===== Task data

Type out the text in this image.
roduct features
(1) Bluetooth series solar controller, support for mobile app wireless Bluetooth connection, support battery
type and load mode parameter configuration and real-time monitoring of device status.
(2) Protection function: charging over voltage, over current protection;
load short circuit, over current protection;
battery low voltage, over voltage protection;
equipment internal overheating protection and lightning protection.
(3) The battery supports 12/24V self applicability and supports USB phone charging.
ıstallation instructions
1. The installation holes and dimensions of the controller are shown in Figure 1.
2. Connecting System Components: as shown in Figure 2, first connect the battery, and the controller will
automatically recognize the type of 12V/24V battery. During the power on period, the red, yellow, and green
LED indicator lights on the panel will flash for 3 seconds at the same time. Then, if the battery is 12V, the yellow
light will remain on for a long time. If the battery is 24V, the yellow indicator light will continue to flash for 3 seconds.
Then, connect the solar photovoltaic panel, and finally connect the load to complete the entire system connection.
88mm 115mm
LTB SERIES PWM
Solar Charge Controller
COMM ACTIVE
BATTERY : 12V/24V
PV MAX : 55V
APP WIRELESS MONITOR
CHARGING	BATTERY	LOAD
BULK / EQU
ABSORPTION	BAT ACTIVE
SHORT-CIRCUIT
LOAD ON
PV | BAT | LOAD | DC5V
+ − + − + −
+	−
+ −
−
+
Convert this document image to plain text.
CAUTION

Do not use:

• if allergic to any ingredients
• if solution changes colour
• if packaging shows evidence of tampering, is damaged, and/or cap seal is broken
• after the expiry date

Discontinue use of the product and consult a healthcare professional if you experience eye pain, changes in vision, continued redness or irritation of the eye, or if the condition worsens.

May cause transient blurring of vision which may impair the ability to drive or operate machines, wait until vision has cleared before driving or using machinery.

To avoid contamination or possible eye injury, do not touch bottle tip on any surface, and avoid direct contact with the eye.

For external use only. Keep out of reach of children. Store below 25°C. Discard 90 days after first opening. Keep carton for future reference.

==========

Task details: Which lines contain the word "yellow"? Copy each one.

Solution for this exercise:
automatically recognize the type of 12V/24V battery. During the power on period, the red, yellow, and green
LED indicator lights on the panel will flash for 3 seconds at the same time. Then, if the battery is 12V, the yellow
light will remain on for a long time. If the battery is 24V, the yellow indicator light will continue to flash for 3 seconds.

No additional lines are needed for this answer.